- RECORD LIST:
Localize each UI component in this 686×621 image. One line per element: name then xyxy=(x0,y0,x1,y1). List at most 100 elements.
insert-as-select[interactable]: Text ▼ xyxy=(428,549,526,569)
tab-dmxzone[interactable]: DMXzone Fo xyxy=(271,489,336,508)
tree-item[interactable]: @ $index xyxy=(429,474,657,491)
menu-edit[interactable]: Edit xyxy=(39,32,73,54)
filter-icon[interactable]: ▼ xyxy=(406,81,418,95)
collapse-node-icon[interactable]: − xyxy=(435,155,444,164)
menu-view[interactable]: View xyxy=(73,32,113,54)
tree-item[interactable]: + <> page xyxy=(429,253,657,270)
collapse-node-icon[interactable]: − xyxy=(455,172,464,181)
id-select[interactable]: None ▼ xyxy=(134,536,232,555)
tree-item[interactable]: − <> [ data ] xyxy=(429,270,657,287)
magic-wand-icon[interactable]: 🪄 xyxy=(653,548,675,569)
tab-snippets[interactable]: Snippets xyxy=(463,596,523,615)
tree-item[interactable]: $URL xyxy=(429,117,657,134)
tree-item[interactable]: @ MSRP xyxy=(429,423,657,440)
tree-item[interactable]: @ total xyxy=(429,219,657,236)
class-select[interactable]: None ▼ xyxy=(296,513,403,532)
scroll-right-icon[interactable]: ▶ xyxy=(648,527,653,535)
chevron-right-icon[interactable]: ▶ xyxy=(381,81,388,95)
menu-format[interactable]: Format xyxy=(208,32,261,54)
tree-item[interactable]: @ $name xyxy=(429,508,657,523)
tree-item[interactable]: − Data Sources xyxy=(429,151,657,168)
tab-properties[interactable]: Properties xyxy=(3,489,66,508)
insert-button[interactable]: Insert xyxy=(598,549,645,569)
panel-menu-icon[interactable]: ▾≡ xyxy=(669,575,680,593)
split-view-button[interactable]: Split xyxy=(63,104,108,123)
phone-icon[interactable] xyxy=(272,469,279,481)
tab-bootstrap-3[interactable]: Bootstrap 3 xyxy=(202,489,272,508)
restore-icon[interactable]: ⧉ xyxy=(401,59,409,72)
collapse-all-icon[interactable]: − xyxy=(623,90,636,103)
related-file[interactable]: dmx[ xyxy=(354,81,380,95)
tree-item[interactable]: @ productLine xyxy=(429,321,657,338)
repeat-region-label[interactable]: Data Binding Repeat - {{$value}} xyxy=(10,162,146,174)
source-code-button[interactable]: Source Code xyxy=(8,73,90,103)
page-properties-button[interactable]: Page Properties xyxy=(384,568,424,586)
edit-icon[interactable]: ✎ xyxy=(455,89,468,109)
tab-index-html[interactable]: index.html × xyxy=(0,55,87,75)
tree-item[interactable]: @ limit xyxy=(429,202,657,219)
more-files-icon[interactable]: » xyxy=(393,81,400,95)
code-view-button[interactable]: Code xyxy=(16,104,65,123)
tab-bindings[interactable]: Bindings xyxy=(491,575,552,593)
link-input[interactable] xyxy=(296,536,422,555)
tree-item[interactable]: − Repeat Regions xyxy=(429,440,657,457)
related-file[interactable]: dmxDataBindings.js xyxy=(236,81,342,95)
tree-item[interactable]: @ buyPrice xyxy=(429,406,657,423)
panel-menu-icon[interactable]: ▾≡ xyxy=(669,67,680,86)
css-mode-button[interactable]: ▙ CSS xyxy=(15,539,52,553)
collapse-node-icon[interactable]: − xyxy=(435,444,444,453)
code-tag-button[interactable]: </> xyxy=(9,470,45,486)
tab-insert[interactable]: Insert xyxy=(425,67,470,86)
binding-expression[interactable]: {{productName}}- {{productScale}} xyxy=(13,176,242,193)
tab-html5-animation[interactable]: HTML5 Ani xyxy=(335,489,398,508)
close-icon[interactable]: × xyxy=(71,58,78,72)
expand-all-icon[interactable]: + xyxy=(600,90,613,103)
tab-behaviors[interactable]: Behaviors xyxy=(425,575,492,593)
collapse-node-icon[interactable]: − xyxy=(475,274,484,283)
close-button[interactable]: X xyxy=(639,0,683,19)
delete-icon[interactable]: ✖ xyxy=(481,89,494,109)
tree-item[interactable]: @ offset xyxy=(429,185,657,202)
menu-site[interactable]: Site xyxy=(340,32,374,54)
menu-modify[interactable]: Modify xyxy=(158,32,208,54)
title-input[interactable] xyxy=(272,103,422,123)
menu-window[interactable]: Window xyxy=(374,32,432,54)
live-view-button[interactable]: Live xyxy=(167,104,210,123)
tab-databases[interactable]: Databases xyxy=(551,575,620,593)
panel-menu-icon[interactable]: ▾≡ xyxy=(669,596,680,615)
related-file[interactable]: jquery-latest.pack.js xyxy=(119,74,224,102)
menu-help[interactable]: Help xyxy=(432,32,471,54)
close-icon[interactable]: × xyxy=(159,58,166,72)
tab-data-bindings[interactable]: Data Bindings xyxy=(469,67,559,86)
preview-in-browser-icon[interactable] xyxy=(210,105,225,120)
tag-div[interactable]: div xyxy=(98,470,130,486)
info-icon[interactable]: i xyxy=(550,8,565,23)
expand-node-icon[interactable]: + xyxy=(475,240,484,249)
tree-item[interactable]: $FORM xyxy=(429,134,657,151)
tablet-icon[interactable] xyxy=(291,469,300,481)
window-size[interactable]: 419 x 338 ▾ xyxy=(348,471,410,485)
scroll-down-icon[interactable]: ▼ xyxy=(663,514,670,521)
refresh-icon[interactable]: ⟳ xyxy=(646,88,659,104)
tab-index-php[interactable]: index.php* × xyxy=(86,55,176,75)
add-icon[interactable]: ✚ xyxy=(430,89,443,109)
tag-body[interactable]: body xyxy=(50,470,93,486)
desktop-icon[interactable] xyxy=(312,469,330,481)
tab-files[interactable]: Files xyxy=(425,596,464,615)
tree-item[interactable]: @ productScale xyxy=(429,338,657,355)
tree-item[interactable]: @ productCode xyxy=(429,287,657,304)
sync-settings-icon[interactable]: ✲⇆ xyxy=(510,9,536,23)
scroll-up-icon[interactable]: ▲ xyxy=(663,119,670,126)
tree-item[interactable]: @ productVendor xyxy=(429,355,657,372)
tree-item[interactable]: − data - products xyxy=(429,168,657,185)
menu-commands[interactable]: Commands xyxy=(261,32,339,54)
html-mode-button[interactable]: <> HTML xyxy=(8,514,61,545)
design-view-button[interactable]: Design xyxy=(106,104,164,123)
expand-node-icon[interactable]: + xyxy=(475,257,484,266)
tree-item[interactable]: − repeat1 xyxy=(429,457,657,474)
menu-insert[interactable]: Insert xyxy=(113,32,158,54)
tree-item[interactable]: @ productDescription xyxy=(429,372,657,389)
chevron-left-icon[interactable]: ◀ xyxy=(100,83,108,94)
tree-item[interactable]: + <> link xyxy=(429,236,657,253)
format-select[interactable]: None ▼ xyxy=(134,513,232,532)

- REQUIREMENTS:
Please lay out every line of the items above as a JSON list of strings, with one string per line and blank lines left out.

- FINAL RESULT:
[
  "Localize each UI component in this 686×621 image. One line per element: name then xyxy=(x0,y0,x1,y1). List at most 100 elements.",
  "insert-as-select[interactable]: Text ▼ xyxy=(428,549,526,569)",
  "tab-dmxzone[interactable]: DMXzone Fo xyxy=(271,489,336,508)",
  "tree-item[interactable]: @ $index xyxy=(429,474,657,491)",
  "menu-edit[interactable]: Edit xyxy=(39,32,73,54)",
  "filter-icon[interactable]: ▼ xyxy=(406,81,418,95)",
  "collapse-node-icon[interactable]: − xyxy=(435,155,444,164)",
  "menu-view[interactable]: View xyxy=(73,32,113,54)",
  "tree-item[interactable]: + <> page xyxy=(429,253,657,270)",
  "collapse-node-icon[interactable]: − xyxy=(455,172,464,181)",
  "id-select[interactable]: None ▼ xyxy=(134,536,232,555)",
  "tree-item[interactable]: − <> [ data ] xyxy=(429,270,657,287)",
  "magic-wand-icon[interactable]: 🪄 xyxy=(653,548,675,569)",
  "tab-snippets[interactable]: Snippets xyxy=(463,596,523,615)",
  "tree-item[interactable]: $URL xyxy=(429,117,657,134)",
  "tree-item[interactable]: @ MSRP xyxy=(429,423,657,440)",
  "tree-item[interactable]: @ total xyxy=(429,219,657,236)",
  "class-select[interactable]: None ▼ xyxy=(296,513,403,532)",
  "scroll-right-icon[interactable]: ▶ xyxy=(648,527,653,535)",
  "chevron-right-icon[interactable]: ▶ xyxy=(381,81,388,95)",
  "menu-format[interactable]: Format xyxy=(208,32,261,54)",
  "tree-item[interactable]: @ $name xyxy=(429,508,657,523)",
  "tree-item[interactable]: − Data Sources xyxy=(429,151,657,168)",
  "tab-properties[interactable]: Properties xyxy=(3,489,66,508)",
  "insert-button[interactable]: Insert xyxy=(598,549,645,569)",
  "panel-menu-icon[interactable]: ▾≡ xyxy=(669,575,680,593)",
  "split-view-button[interactable]: Split xyxy=(63,104,108,123)",
  "phone-icon[interactable] xyxy=(272,469,279,481)",
  "tab-bootstrap-3[interactable]: Bootstrap 3 xyxy=(202,489,272,508)",
  "restore-icon[interactable]: ⧉ xyxy=(401,59,409,72)",
  "collapse-all-icon[interactable]: − xyxy=(623,90,636,103)",
  "related-file[interactable]: dmx[ xyxy=(354,81,380,95)",
  "tree-item[interactable]: @ productLine xyxy=(429,321,657,338)",
  "repeat-region-label[interactable]: Data Binding Repeat - {{$value}} xyxy=(10,162,146,174)",
  "source-code-button[interactable]: Source Code xyxy=(8,73,90,103)",
  "page-properties-button[interactable]: Page Properties xyxy=(384,568,424,586)",
  "edit-icon[interactable]: ✎ xyxy=(455,89,468,109)",
  "tab-index-html[interactable]: index.html × xyxy=(0,55,87,75)",
  "tree-item[interactable]: @ limit xyxy=(429,202,657,219)",
  "more-files-icon[interactable]: » xyxy=(393,81,400,95)",
  "code-view-button[interactable]: Code xyxy=(16,104,65,123)",
  "tab-bindings[interactable]: Bindings xyxy=(491,575,552,593)",
  "link-input[interactable] xyxy=(296,536,422,555)",
  "tree-item[interactable]: − Repeat Regions xyxy=(429,440,657,457)",
  "related-file[interactable]: dmxDataBindings.js xyxy=(236,81,342,95)",
  "tree-item[interactable]: @ buyPrice xyxy=(429,406,657,423)",
  "panel-menu-icon[interactable]: ▾≡ xyxy=(669,67,680,86)",
  "css-mode-button[interactable]: ▙ CSS xyxy=(15,539,52,553)",
  "collapse-node-icon[interactable]: − xyxy=(435,444,444,453)",
  "code-tag-button[interactable]: </> xyxy=(9,470,45,486)",
  "tab-insert[interactable]: Insert xyxy=(425,67,470,86)",
  "binding-expression[interactable]: {{productName}}- {{productScale}} xyxy=(13,176,242,193)",
  "tab-html5-animation[interactable]: HTML5 Ani xyxy=(335,489,398,508)",
  "close-icon[interactable]: × xyxy=(71,58,78,72)",
  "expand-all-icon[interactable]: + xyxy=(600,90,613,103)",
  "tab-behaviors[interactable]: Behaviors xyxy=(425,575,492,593)",
  "collapse-node-icon[interactable]: − xyxy=(475,274,484,283)",
  "close-button[interactable]: X xyxy=(639,0,683,19)",
  "delete-icon[interactable]: ✖ xyxy=(481,89,494,109)",
  "tree-item[interactable]: @ offset xyxy=(429,185,657,202)",
  "menu-site[interactable]: Site xyxy=(340,32,374,54)",
  "menu-modify[interactable]: Modify xyxy=(158,32,208,54)",
  "title-input[interactable] xyxy=(272,103,422,123)",
  "menu-window[interactable]: Window xyxy=(374,32,432,54)",
  "live-view-button[interactable]: Live xyxy=(167,104,210,123)",
  "tab-databases[interactable]: Databases xyxy=(551,575,620,593)",
  "panel-menu-icon[interactable]: ▾≡ xyxy=(669,596,680,615)",
  "related-file[interactable]: jquery-latest.pack.js xyxy=(119,74,224,102)",
  "menu-help[interactable]: Help xyxy=(432,32,471,54)",
  "close-icon[interactable]: × xyxy=(159,58,166,72)",
  "tab-data-bindings[interactable]: Data Bindings xyxy=(469,67,559,86)",
  "preview-in-browser-icon[interactable] xyxy=(210,105,225,120)",
  "tag-div[interactable]: div xyxy=(98,470,130,486)",
  "info-icon[interactable]: i xyxy=(550,8,565,23)",
  "expand-node-icon[interactable]: + xyxy=(475,240,484,249)",
  "tree-item[interactable]: $FORM xyxy=(429,134,657,151)",
  "tablet-icon[interactable] xyxy=(291,469,300,481)",
  "window-size[interactable]: 419 x 338 ▾ xyxy=(348,471,410,485)",
  "scroll-down-icon[interactable]: ▼ xyxy=(663,514,670,521)",
  "refresh-icon[interactable]: ⟳ xyxy=(646,88,659,104)",
  "tab-index-php[interactable]: index.php* × xyxy=(86,55,176,75)",
  "add-icon[interactable]: ✚ xyxy=(430,89,443,109)",
  "tag-body[interactable]: body xyxy=(50,470,93,486)",
  "desktop-icon[interactable] xyxy=(312,469,330,481)",
  "tab-files[interactable]: Files xyxy=(425,596,464,615)",
  "tree-item[interactable]: @ productScale xyxy=(429,338,657,355)",
  "tree-item[interactable]: @ productCode xyxy=(429,287,657,304)",
  "sync-settings-icon[interactable]: ✲⇆ xyxy=(510,9,536,23)",
  "scroll-up-icon[interactable]: ▲ xyxy=(663,119,670,126)",
  "tree-item[interactable]: @ productVendor xyxy=(429,355,657,372)",
  "tree-item[interactable]: − data - products xyxy=(429,168,657,185)",
  "menu-commands[interactable]: Commands xyxy=(261,32,339,54)",
  "html-mode-button[interactable]: <> HTML xyxy=(8,514,61,545)",
  "design-view-button[interactable]: Design xyxy=(106,104,164,123)",
  "expand-node-icon[interactable]: + xyxy=(475,257,484,266)",
  "tree-item[interactable]: − repeat1 xyxy=(429,457,657,474)",
  "menu-insert[interactable]: Insert xyxy=(113,32,158,54)",
  "tree-item[interactable]: @ productDescription xyxy=(429,372,657,389)",
  "chevron-left-icon[interactable]: ◀ xyxy=(100,83,108,94)",
  "tree-item[interactable]: + <> link xyxy=(429,236,657,253)",
  "format-select[interactable]: None ▼ xyxy=(134,513,232,532)"
]